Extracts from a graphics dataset
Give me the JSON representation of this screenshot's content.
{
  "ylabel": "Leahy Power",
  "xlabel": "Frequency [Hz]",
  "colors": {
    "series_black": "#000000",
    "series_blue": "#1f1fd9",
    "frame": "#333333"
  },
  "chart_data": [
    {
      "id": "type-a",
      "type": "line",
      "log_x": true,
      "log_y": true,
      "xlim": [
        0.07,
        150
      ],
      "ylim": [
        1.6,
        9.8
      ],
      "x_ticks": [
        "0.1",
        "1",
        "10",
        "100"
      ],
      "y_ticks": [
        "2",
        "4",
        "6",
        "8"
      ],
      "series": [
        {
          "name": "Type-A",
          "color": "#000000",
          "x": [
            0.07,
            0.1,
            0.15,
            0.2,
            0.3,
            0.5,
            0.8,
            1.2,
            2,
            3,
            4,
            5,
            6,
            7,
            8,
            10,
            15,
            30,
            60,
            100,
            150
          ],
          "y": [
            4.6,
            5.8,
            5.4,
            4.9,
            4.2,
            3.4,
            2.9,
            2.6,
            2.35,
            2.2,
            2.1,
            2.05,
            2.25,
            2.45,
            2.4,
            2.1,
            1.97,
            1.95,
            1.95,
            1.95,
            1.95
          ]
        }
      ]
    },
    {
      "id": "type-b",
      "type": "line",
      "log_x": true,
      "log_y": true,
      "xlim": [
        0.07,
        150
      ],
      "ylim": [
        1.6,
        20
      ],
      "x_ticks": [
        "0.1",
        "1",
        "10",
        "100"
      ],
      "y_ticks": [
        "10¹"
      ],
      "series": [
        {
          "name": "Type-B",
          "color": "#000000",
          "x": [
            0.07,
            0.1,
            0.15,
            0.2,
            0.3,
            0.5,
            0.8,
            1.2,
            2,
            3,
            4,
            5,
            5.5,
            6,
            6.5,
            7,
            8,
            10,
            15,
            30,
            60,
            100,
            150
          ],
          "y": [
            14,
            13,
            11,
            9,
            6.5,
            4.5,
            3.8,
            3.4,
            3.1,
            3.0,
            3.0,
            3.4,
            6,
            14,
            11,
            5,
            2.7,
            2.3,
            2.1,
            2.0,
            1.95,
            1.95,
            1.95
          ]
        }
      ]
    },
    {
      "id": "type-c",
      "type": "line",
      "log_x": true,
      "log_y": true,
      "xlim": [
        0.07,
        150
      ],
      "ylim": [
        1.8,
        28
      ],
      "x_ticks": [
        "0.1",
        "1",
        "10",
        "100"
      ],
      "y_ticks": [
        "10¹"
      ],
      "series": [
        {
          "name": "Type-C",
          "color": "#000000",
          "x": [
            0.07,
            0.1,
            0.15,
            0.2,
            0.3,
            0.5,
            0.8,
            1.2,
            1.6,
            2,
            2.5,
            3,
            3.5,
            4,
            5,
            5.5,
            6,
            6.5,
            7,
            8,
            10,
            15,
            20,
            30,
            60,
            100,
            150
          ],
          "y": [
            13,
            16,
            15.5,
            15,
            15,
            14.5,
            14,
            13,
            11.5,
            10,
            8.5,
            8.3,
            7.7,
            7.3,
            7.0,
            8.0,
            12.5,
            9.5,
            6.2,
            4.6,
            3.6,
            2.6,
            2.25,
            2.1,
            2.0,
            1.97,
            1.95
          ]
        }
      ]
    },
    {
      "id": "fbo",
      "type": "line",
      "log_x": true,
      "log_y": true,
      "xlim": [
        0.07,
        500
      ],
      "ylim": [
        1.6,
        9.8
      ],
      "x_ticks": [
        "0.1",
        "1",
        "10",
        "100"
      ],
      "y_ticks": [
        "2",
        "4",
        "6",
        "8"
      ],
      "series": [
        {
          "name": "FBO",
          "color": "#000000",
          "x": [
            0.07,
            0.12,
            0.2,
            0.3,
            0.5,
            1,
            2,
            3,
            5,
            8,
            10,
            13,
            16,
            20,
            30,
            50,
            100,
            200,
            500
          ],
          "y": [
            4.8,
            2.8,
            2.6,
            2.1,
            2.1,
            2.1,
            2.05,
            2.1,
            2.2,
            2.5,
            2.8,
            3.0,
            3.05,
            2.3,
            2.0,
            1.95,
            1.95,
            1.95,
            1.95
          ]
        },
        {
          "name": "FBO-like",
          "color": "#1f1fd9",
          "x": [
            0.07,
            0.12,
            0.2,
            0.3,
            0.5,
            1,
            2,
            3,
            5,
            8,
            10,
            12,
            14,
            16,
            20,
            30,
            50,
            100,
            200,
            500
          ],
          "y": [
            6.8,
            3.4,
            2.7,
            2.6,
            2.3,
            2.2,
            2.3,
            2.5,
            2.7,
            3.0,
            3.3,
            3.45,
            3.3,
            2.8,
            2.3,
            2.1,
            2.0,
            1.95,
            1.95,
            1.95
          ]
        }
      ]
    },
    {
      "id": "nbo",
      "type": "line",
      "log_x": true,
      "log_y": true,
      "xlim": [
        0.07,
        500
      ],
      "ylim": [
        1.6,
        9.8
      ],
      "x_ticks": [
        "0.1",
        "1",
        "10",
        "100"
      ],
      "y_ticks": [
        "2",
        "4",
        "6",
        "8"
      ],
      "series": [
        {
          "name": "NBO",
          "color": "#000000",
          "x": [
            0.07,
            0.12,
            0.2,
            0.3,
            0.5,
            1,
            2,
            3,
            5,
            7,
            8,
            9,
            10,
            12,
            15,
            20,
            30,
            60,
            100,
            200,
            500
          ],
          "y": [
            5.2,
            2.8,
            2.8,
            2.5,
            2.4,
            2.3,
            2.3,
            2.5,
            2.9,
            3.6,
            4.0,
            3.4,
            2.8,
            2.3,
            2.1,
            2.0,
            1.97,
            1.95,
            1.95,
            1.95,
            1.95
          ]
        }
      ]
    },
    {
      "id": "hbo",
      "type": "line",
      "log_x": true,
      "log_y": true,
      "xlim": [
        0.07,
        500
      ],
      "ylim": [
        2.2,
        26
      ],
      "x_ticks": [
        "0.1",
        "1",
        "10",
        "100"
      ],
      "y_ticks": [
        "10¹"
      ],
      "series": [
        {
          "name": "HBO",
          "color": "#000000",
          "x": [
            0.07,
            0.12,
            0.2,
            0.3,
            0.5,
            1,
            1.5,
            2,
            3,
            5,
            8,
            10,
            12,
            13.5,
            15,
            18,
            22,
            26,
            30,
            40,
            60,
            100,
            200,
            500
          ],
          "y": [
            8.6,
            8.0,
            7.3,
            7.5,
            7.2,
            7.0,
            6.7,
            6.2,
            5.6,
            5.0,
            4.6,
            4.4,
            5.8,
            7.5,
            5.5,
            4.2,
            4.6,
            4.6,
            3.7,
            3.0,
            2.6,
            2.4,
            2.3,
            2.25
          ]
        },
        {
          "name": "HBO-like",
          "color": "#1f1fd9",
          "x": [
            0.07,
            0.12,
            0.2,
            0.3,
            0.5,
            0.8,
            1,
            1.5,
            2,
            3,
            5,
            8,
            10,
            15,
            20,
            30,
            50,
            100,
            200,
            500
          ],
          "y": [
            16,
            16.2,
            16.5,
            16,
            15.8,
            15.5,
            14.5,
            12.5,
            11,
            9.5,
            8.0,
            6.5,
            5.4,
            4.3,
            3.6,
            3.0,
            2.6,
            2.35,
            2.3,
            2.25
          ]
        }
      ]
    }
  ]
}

» **Task to carry out**
All of the material above needs to be retyped word for word.

» **Task output**
Give me the JSON representation of this screenshot's content.
{
  "ylabel": "Leahy Power",
  "xlabel": "Frequency [Hz]",
  "colors": {
    "series_black": "#000000",
    "series_blue": "#1f1fd9",
    "frame": "#333333"
  },
  "chart_data": [
    {
      "id": "type-a",
      "type": "line",
      "log_x": true,
      "log_y": true,
      "xlim": [
        0.07,
        150
      ],
      "ylim": [
        1.6,
        9.8
      ],
      "x_ticks": [
        "0.1",
        "1",
        "10",
        "100"
      ],
      "y_ticks": [
        "2",
        "4",
        "6",
        "8"
      ],
      "series": [
        {
          "name": "Type-A",
          "color": "#000000",
          "x": [
            0.07,
            0.1,
            0.15,
            0.2,
            0.3,
            0.5,
            0.8,
            1.2,
            2,
            3,
            4,
            5,
            6,
            7,
            8,
            10,
            15,
            30,
            60,
            100,
            150
          ],
          "y": [
            4.6,
            5.8,
            5.4,
            4.9,
            4.2,
            3.4,
            2.9,
            2.6,
            2.35,
            2.2,
            2.1,
            2.05,
            2.25,
            2.45,
            2.4,
            2.1,
            1.97,
            1.95,
            1.95,
            1.95,
            1.95
          ]
        }
      ]
    },
    {
      "id": "type-b",
      "type": "line",
      "log_x": true,
      "log_y": true,
      "xlim": [
        0.07,
        150
      ],
      "ylim": [
        1.6,
        20
      ],
      "x_ticks": [
        "0.1",
        "1",
        "10",
        "100"
      ],
      "y_ticks": [
        "10¹"
      ],
      "series": [
        {
          "name": "Type-B",
          "color": "#000000",
          "x": [
            0.07,
            0.1,
            0.15,
            0.2,
            0.3,
            0.5,
            0.8,
            1.2,
            2,
            3,
            4,
            5,
            5.5,
            6,
            6.5,
            7,
            8,
            10,
            15,
            30,
            60,
            100,
            150
          ],
          "y": [
            14,
            13,
            11,
            9,
            6.5,
            4.5,
            3.8,
            3.4,
            3.1,
            3.0,
            3.0,
            3.4,
            6,
            14,
            11,
            5,
            2.7,
            2.3,
            2.1,
            2.0,
            1.95,
            1.95,
            1.95
          ]
        }
      ]
    },
    {
      "id": "type-c",
      "type": "line",
      "log_x": true,
      "log_y": true,
      "xlim": [
        0.07,
        150
      ],
      "ylim": [
        1.8,
        28
      ],
      "x_ticks": [
        "0.1",
        "1",
        "10",
        "100"
      ],
      "y_ticks": [
        "10¹"
      ],
      "series": [
        {
          "name": "Type-C",
          "color": "#000000",
          "x": [
            0.07,
            0.1,
            0.15,
            0.2,
            0.3,
            0.5,
            0.8,
            1.2,
            1.6,
            2,
            2.5,
            3,
            3.5,
            4,
            5,
            5.5,
            6,
            6.5,
            7,
            8,
            10,
            15,
            20,
            30,
            60,
            100,
            150
          ],
          "y": [
            13,
            16,
            15.5,
            15,
            15,
            14.5,
            14,
            13,
            11.5,
            10,
            8.5,
            8.3,
            7.7,
            7.3,
            7.0,
            8.0,
            12.5,
            9.5,
            6.2,
            4.6,
            3.6,
            2.6,
            2.25,
            2.1,
            2.0,
            1.97,
            1.95
          ]
        }
      ]
    },
    {
      "id": "fbo",
      "type": "line",
      "log_x": true,
      "log_y": true,
      "xlim": [
        0.07,
        500
      ],
      "ylim": [
        1.6,
        9.8
      ],
      "x_ticks": [
        "0.1",
        "1",
        "10",
        "100"
      ],
      "y_ticks": [
        "2",
        "4",
        "6",
        "8"
      ],
      "series": [
        {
          "name": "FBO",
          "color": "#000000",
          "x": [
            0.07,
            0.12,
            0.2,
            0.3,
            0.5,
            1,
            2,
            3,
            5,
            8,
            10,
            13,
            16,
            20,
            30,
            50,
            100,
            200,
            500
          ],
          "y": [
            4.8,
            2.8,
            2.6,
            2.1,
            2.1,
            2.1,
            2.05,
            2.1,
            2.2,
            2.5,
            2.8,
            3.0,
            3.05,
            2.3,
            2.0,
            1.95,
            1.95,
            1.95,
            1.95
          ]
        },
        {
          "name": "FBO-like",
          "color": "#1f1fd9",
          "x": [
            0.07,
            0.12,
            0.2,
            0.3,
            0.5,
            1,
            2,
            3,
            5,
            8,
            10,
            12,
            14,
            16,
            20,
            30,
            50,
            100,
            200,
            500
          ],
          "y": [
            6.8,
            3.4,
            2.7,
            2.6,
            2.3,
            2.2,
            2.3,
            2.5,
            2.7,
            3.0,
            3.3,
            3.45,
            3.3,
            2.8,
            2.3,
            2.1,
            2.0,
            1.95,
            1.95,
            1.95
          ]
        }
      ]
    },
    {
      "id": "nbo",
      "type": "line",
      "log_x": true,
      "log_y": true,
      "xlim": [
        0.07,
        500
      ],
      "ylim": [
        1.6,
        9.8
      ],
      "x_ticks": [
        "0.1",
        "1",
        "10",
        "100"
      ],
      "y_ticks": [
        "2",
        "4",
        "6",
        "8"
      ],
      "series": [
        {
          "name": "NBO",
          "color": "#000000",
          "x": [
            0.07,
            0.12,
            0.2,
            0.3,
            0.5,
            1,
            2,
            3,
            5,
            7,
            8,
            9,
            10,
            12,
            15,
            20,
            30,
            60,
            100,
            200,
            500
          ],
          "y": [
            5.2,
            2.8,
            2.8,
            2.5,
            2.4,
            2.3,
            2.3,
            2.5,
            2.9,
            3.6,
            4.0,
            3.4,
            2.8,
            2.3,
            2.1,
            2.0,
            1.97,
            1.95,
            1.95,
            1.95,
            1.95
          ]
        }
      ]
    },
    {
      "id": "hbo",
      "type": "line",
      "log_x": true,
      "log_y": true,
      "xlim": [
        0.07,
        500
      ],
      "ylim": [
        2.2,
        26
      ],
      "x_ticks": [
        "0.1",
        "1",
        "10",
        "100"
      ],
      "y_ticks": [
        "10¹"
      ],
      "series": [
        {
          "name": "HBO",
          "color": "#000000",
          "x": [
            0.07,
            0.12,
            0.2,
            0.3,
            0.5,
            1,
            1.5,
            2,
            3,
            5,
            8,
            10,
            12,
            13.5,
            15,
            18,
            22,
            26,
            30,
            40,
            60,
            100,
            200,
            500
          ],
          "y": [
            8.6,
            8.0,
            7.3,
            7.5,
            7.2,
            7.0,
            6.7,
            6.2,
            5.6,
            5.0,
            4.6,
            4.4,
            5.8,
            7.5,
            5.5,
            4.2,
            4.6,
            4.6,
            3.7,
            3.0,
            2.6,
            2.4,
            2.3,
            2.25
          ]
        },
        {
          "name": "HBO-like",
          "color": "#1f1fd9",
          "x": [
            0.07,
            0.12,
            0.2,
            0.3,
            0.5,
            0.8,
            1,
            1.5,
            2,
            3,
            5,
            8,
            10,
            15,
            20,
            30,
            50,
            100,
            200,
            500
          ],
          "y": [
            16,
            16.2,
            16.5,
            16,
            15.8,
            15.5,
            14.5,
            12.5,
            11,
            9.5,
            8.0,
            6.5,
            5.4,
            4.3,
            3.6,
            3.0,
            2.6,
            2.35,
            2.3,
            2.25
          ]
        }
      ]
    }
  ]
}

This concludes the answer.